### The problem
From the listing below, pull out all lines with "business" in them.

### Materials provided
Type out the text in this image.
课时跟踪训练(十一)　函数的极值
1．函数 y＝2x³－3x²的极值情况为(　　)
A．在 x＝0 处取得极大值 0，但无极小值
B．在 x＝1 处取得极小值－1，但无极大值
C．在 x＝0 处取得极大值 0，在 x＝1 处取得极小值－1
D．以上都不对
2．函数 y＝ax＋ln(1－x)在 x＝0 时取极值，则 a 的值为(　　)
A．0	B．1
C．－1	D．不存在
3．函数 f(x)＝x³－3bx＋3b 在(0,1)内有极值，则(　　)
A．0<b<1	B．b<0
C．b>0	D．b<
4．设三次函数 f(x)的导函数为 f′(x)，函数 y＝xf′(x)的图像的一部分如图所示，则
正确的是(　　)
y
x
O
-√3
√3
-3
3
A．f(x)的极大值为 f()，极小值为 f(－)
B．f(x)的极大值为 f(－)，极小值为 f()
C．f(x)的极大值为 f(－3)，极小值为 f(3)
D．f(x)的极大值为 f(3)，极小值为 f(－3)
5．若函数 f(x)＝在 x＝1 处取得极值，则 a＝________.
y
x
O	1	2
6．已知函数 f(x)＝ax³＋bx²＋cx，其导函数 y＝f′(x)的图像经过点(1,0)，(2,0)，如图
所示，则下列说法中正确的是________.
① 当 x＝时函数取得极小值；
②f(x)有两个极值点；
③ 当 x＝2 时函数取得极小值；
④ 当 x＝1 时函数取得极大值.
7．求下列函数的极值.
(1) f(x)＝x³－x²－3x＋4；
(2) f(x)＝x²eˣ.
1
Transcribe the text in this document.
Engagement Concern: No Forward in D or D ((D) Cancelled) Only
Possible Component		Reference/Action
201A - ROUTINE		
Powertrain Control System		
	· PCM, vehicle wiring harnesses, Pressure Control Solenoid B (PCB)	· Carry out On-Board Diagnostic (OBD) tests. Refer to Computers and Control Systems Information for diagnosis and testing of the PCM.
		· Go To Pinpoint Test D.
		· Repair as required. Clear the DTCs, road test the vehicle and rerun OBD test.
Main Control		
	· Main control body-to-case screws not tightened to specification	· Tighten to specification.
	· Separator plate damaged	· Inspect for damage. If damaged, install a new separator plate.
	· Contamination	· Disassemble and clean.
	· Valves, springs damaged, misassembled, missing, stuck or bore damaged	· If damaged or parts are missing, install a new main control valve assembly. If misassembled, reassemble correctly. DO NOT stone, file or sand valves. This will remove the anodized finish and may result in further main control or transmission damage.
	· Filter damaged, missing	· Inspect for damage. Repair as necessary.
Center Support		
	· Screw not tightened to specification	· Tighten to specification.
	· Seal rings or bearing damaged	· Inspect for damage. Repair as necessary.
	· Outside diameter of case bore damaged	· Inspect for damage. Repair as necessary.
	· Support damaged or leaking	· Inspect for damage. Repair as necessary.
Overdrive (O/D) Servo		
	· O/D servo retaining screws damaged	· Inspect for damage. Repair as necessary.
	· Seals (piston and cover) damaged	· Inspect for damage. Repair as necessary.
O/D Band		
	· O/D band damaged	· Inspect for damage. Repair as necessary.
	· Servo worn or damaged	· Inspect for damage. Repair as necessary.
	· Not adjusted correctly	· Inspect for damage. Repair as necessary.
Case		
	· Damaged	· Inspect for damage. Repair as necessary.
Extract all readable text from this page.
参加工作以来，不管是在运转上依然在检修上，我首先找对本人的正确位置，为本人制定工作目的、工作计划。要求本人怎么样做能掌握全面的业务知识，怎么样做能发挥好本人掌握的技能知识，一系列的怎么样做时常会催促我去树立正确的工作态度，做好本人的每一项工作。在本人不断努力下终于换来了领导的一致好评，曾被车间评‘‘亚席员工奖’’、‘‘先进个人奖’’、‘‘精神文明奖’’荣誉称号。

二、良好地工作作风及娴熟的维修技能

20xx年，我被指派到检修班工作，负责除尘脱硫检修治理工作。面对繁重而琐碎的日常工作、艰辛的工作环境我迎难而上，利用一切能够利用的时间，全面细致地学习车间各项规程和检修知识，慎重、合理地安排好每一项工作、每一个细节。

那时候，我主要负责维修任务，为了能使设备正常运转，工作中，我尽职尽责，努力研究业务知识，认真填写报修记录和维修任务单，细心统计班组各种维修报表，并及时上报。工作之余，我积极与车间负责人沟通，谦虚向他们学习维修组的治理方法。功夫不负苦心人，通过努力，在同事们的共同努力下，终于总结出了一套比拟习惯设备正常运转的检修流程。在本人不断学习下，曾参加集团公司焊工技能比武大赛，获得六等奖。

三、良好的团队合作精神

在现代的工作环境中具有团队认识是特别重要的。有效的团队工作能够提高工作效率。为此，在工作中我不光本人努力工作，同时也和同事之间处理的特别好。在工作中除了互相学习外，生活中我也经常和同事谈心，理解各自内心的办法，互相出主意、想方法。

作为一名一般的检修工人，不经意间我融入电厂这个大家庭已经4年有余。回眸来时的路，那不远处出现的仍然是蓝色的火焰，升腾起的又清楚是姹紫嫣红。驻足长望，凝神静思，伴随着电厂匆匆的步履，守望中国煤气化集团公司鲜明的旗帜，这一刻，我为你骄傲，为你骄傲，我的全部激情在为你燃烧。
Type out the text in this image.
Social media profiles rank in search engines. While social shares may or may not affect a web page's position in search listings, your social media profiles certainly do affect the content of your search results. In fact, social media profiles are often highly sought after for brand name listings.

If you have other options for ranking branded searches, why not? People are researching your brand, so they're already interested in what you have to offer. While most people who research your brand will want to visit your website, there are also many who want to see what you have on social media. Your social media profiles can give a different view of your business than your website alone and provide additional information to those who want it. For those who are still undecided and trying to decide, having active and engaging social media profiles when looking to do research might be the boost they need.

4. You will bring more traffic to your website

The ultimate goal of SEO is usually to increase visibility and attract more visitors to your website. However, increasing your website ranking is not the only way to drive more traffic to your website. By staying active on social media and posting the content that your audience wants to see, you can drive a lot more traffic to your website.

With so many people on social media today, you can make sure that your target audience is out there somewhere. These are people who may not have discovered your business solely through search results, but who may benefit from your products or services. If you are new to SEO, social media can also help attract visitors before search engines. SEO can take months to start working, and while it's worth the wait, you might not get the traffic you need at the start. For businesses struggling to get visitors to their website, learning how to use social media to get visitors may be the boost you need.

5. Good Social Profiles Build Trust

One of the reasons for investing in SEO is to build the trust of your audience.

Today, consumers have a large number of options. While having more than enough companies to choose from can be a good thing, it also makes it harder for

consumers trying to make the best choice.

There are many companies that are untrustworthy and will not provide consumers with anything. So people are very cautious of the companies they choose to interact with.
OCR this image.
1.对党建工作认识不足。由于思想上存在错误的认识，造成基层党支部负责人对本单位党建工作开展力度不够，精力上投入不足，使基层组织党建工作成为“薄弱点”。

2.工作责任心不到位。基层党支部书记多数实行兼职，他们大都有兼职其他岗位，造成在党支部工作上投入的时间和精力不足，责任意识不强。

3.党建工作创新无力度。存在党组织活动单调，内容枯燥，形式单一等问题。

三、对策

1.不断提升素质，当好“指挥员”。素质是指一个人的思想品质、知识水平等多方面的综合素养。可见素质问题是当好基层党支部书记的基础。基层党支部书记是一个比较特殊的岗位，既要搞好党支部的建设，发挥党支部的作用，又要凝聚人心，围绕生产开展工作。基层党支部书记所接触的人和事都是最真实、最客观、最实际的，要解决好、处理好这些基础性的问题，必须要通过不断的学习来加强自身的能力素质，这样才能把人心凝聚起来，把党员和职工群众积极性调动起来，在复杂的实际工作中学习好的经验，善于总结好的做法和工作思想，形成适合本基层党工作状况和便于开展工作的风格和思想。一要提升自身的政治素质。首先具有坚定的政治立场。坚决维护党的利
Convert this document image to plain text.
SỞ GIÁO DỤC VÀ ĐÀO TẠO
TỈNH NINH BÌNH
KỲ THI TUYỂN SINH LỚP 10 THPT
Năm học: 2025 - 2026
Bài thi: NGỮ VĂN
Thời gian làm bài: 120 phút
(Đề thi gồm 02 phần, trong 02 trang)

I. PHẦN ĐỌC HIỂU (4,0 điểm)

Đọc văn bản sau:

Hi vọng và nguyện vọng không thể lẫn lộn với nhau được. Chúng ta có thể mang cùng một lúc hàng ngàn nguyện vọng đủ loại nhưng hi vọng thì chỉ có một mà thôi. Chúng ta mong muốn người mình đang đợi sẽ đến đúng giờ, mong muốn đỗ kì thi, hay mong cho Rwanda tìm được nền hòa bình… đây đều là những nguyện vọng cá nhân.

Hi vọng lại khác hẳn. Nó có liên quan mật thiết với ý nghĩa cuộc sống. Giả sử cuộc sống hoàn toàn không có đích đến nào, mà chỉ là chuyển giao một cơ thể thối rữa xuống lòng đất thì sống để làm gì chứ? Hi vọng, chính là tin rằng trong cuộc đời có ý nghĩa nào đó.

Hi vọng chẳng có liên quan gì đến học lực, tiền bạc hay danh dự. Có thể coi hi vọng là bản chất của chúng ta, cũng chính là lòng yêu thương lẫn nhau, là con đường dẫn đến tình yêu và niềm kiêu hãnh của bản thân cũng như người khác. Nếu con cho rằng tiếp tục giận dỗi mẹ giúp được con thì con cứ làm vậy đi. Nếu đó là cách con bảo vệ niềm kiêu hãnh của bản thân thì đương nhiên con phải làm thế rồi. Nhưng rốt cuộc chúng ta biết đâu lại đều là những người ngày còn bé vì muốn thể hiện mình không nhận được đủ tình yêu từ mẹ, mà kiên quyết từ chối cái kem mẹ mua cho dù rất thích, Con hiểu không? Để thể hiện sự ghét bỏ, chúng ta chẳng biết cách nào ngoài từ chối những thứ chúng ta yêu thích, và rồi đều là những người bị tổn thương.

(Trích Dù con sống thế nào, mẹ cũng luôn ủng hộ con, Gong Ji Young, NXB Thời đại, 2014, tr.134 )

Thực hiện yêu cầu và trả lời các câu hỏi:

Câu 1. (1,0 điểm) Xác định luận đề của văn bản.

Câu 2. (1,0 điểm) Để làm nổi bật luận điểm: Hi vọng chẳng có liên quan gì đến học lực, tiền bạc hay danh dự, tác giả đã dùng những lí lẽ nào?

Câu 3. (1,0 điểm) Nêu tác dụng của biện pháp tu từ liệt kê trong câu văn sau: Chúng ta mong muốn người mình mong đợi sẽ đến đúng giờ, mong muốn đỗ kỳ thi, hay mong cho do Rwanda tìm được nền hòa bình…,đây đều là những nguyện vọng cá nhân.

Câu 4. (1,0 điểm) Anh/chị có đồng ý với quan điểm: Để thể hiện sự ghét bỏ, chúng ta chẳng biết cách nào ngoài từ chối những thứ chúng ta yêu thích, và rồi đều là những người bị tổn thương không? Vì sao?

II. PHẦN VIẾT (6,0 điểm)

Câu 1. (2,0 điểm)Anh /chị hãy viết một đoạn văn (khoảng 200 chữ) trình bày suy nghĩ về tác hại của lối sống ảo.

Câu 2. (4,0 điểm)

### In response
If you have other options for ranking branded searches, why not? People are researching your brand, so they're already interested in what you have to offer. While most people who research your brand will want to visit your website, there are also many who want to see what you have on social media. Your social media profiles can give a different view of your business than your website alone and provide additional information to those who want it. For those who are still undecided and trying to decide, having active and engaging social media profiles when looking to do research might be the boost they need.
With so many people on social media today, you can make sure that your target audience is out there somewhere. These are people who may not have discovered your business solely through search results, but who may benefit from your products or services. If you are new to SEO, social media can also help attract visitors before search engines. SEO can take months to start working, and while it's worth the wait, you might not get the traffic you need at the start. For businesses struggling to get visitors to their website, learning how to use social media to get visitors may be the boost you need.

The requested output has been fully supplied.